Write out the whole listing exactly as it stands.

(Rows from a figure dataset)
---
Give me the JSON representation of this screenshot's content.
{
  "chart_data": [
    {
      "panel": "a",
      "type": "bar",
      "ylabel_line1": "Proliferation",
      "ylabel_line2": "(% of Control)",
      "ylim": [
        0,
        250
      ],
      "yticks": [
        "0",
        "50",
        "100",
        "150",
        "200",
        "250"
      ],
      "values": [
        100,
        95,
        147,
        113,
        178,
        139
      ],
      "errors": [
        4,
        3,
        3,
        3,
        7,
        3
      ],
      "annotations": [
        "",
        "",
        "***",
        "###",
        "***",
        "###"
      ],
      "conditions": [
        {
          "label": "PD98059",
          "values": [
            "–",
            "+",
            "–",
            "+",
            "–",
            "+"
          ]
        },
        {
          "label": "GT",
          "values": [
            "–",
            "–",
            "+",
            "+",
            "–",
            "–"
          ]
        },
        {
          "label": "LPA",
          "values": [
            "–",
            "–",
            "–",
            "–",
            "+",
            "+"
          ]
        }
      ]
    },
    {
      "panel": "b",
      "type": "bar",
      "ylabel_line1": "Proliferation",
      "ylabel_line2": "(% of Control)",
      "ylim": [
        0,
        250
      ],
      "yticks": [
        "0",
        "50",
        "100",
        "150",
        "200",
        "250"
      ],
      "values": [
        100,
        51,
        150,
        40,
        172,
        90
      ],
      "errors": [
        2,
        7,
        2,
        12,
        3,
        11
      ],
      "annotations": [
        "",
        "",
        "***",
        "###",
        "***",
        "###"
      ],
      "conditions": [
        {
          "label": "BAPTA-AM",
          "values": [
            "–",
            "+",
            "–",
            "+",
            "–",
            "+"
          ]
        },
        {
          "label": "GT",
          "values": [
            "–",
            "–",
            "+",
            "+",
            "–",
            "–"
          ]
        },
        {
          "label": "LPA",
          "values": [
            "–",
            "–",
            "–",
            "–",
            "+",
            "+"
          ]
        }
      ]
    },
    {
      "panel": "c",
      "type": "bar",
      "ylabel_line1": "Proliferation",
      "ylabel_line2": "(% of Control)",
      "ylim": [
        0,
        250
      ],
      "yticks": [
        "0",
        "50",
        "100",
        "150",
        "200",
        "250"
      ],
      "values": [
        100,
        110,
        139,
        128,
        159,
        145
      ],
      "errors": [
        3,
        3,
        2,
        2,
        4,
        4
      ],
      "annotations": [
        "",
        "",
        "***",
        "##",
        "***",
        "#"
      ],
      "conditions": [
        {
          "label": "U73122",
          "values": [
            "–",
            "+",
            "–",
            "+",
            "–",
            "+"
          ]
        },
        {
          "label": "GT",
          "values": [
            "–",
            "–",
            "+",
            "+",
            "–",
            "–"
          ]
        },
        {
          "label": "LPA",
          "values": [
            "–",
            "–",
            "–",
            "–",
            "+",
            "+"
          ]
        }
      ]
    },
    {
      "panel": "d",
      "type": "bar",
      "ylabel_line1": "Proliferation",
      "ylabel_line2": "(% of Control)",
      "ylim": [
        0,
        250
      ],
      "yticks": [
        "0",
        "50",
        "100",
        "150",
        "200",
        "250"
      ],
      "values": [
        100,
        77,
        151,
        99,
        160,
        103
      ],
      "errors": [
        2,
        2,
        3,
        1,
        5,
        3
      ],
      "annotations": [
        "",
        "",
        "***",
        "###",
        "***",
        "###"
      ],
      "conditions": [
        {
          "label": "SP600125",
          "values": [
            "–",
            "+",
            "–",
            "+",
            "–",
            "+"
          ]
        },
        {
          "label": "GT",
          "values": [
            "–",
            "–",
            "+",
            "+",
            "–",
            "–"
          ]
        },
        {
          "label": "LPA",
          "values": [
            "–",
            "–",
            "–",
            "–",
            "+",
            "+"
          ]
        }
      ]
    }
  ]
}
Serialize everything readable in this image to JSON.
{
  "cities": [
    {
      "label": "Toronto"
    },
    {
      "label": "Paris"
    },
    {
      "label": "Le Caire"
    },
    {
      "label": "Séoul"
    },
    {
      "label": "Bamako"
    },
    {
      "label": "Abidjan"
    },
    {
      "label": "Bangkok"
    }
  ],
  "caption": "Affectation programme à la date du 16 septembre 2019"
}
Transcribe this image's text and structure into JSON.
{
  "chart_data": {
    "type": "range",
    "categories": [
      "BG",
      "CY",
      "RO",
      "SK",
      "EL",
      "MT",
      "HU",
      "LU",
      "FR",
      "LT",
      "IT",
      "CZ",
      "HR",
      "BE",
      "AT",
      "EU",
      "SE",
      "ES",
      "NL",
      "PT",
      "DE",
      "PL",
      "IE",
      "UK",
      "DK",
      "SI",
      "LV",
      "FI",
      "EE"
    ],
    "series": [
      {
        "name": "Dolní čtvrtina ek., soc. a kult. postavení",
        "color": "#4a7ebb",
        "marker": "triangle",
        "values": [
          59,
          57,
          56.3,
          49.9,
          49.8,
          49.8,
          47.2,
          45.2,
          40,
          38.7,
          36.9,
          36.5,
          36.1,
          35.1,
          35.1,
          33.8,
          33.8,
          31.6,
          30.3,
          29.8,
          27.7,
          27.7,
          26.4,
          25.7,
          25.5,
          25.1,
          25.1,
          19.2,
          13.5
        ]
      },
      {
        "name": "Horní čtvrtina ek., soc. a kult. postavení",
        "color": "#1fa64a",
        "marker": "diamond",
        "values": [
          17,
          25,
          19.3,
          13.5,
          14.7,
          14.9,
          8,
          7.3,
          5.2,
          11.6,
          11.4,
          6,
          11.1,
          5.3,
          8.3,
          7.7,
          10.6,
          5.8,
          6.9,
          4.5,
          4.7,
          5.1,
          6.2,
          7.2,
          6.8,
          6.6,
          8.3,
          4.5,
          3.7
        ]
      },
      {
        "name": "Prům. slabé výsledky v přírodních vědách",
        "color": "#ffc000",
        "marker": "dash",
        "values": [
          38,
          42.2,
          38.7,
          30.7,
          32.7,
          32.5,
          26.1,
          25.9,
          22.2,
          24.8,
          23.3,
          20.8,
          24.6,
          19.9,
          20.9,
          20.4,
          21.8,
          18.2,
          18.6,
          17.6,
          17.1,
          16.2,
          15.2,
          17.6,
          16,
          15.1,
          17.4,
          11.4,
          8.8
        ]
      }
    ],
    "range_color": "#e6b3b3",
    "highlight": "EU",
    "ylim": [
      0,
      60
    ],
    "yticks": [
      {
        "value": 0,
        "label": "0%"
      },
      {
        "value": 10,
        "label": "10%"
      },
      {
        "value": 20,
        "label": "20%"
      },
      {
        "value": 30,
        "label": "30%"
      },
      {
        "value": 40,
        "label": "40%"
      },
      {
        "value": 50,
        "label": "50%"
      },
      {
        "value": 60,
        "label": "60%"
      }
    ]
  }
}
---
▸ The response
Give me the JSON representation of this screenshot's content.
{
  "chart_data": [
    {
      "panel": "a",
      "type": "bar",
      "ylabel_line1": "Proliferation",
      "ylabel_line2": "(% of Control)",
      "ylim": [
        0,
        250
      ],
      "yticks": [
        "0",
        "50",
        "100",
        "150",
        "200",
        "250"
      ],
      "values": [
        100,
        95,
        147,
        113,
        178,
        139
      ],
      "errors": [
        4,
        3,
        3,
        3,
        7,
        3
      ],
      "annotations": [
        "",
        "",
        "***",
        "###",
        "***",
        "###"
      ],
      "conditions": [
        {
          "label": "PD98059",
          "values": [
            "–",
            "+",
            "–",
            "+",
            "–",
            "+"
          ]
        },
        {
          "label": "GT",
          "values": [
            "–",
            "–",
            "+",
            "+",
            "–",
            "–"
          ]
        },
        {
          "label": "LPA",
          "values": [
            "–",
            "–",
            "–",
            "–",
            "+",
            "+"
          ]
        }
      ]
    },
    {
      "panel": "b",
      "type": "bar",
      "ylabel_line1": "Proliferation",
      "ylabel_line2": "(% of Control)",
      "ylim": [
        0,
        250
      ],
      "yticks": [
        "0",
        "50",
        "100",
        "150",
        "200",
        "250"
      ],
      "values": [
        100,
        51,
        150,
        40,
        172,
        90
      ],
      "errors": [
        2,
        7,
        2,
        12,
        3,
        11
      ],
      "annotations": [
        "",
        "",
        "***",
        "###",
        "***",
        "###"
      ],
      "conditions": [
        {
          "label": "BAPTA-AM",
          "values": [
            "–",
            "+",
            "–",
            "+",
            "–",
            "+"
          ]
        },
        {
          "label": "GT",
          "values": [
            "–",
            "–",
            "+",
            "+",
            "–",
            "–"
          ]
        },
        {
          "label": "LPA",
          "values": [
            "–",
            "–",
            "–",
            "–",
            "+",
            "+"
          ]
        }
      ]
    },
    {
      "panel": "c",
      "type": "bar",
      "ylabel_line1": "Proliferation",
      "ylabel_line2": "(% of Control)",
      "ylim": [
        0,
        250
      ],
      "yticks": [
        "0",
        "50",
        "100",
        "150",
        "200",
        "250"
      ],
      "values": [
        100,
        110,
        139,
        128,
        159,
        145
      ],
      "errors": [
        3,
        3,
        2,
        2,
        4,
        4
      ],
      "annotations": [
        "",
        "",
        "***",
        "##",
        "***",
        "#"
      ],
      "conditions": [
        {
          "label": "U73122",
          "values": [
            "–",
            "+",
            "–",
            "+",
            "–",
            "+"
          ]
        },
        {
          "label": "GT",
          "values": [
            "–",
            "–",
            "+",
            "+",
            "–",
            "–"
          ]
        },
        {
          "label": "LPA",
          "values": [
            "–",
            "–",
            "–",
            "–",
            "+",
            "+"
          ]
        }
      ]
    },
    {
      "panel": "d",
      "type": "bar",
      "ylabel_line1": "Proliferation",
      "ylabel_line2": "(% of Control)",
      "ylim": [
        0,
        250
      ],
      "yticks": [
        "0",
        "50",
        "100",
        "150",
        "200",
        "250"
      ],
      "values": [
        100,
        77,
        151,
        99,
        160,
        103
      ],
      "errors": [
        2,
        2,
        3,
        1,
        5,
        3
      ],
      "annotations": [
        "",
        "",
        "***",
        "###",
        "***",
        "###"
      ],
      "conditions": [
        {
          "label": "SP600125",
          "values": [
            "–",
            "+",
            "–",
            "+",
            "–",
            "+"
          ]
        },
        {
          "label": "GT",
          "values": [
            "–",
            "–",
            "+",
            "+",
            "–",
            "–"
          ]
        },
        {
          "label": "LPA",
          "values": [
            "–",
            "–",
            "–",
            "–",
            "+",
            "+"
          ]
        }
      ]
    }
  ]
}
Serialize everything readable in this image to JSON.
{
  "cities": [
    {
      "label": "Toronto"
    },
    {
      "label": "Paris"
    },
    {
      "label": "Le Caire"
    },
    {
      "label": "Séoul"
    },
    {
      "label": "Bamako"
    },
    {
      "label": "Abidjan"
    },
    {
      "label": "Bangkok"
    }
  ],
  "caption": "Affectation programme à la date du 16 septembre 2019"
}
Transcribe this image's text and structure into JSON.
{
  "chart_data": {
    "type": "range",
    "categories": [
      "BG",
      "CY",
      "RO",
      "SK",
      "EL",
      "MT",
      "HU",
      "LU",
      "FR",
      "LT",
      "IT",
      "CZ",
      "HR",
      "BE",
      "AT",
      "EU",
      "SE",
      "ES",
      "NL",
      "PT",
      "DE",
      "PL",
      "IE",
      "UK",
      "DK",
      "SI",
      "LV",
      "FI",
      "EE"
    ],
    "series": [
      {
        "name": "Dolní čtvrtina ek., soc. a kult. postavení",
        "color": "#4a7ebb",
        "marker": "triangle",
        "values": [
          59,
          57,
          56.3,
          49.9,
          49.8,
          49.8,
          47.2,
          45.2,
          40,
          38.7,
          36.9,
          36.5,
          36.1,
          35.1,
          35.1,
          33.8,
          33.8,
          31.6,
          30.3,
          29.8,
          27.7,
          27.7,
          26.4,
          25.7,
          25.5,
          25.1,
          25.1,
          19.2,
          13.5
        ]
      },
      {
        "name": "Horní čtvrtina ek., soc. a kult. postavení",
        "color": "#1fa64a",
        "marker": "diamond",
        "values": [
          17,
          25,
          19.3,
          13.5,
          14.7,
          14.9,
          8,
          7.3,
          5.2,
          11.6,
          11.4,
          6,
          11.1,
          5.3,
          8.3,
          7.7,
          10.6,
          5.8,
          6.9,
          4.5,
          4.7,
          5.1,
          6.2,
          7.2,
          6.8,
          6.6,
          8.3,
          4.5,
          3.7
        ]
      },
      {
        "name": "Prům. slabé výsledky v přírodních vědách",
        "color": "#ffc000",
        "marker": "dash",
        "values": [
          38,
          42.2,
          38.7,
          30.7,
          32.7,
          32.5,
          26.1,
          25.9,
          22.2,
          24.8,
          23.3,
          20.8,
          24.6,
          19.9,
          20.9,
          20.4,
          21.8,
          18.2,
          18.6,
          17.6,
          17.1,
          16.2,
          15.2,
          17.6,
          16,
          15.1,
          17.4,
          11.4,
          8.8
        ]
      }
    ],
    "range_color": "#e6b3b3",
    "highlight": "EU",
    "ylim": [
      0,
      60
    ],
    "yticks": [
      {
        "value": 0,
        "label": "0%"
      },
      {
        "value": 10,
        "label": "10%"
      },
      {
        "value": 20,
        "label": "20%"
      },
      {
        "value": 30,
        "label": "30%"
      },
      {
        "value": 40,
        "label": "40%"
      },
      {
        "value": 50,
        "label": "50%"
      },
      {
        "value": 60,
        "label": "60%"
      }
    ]
  }
}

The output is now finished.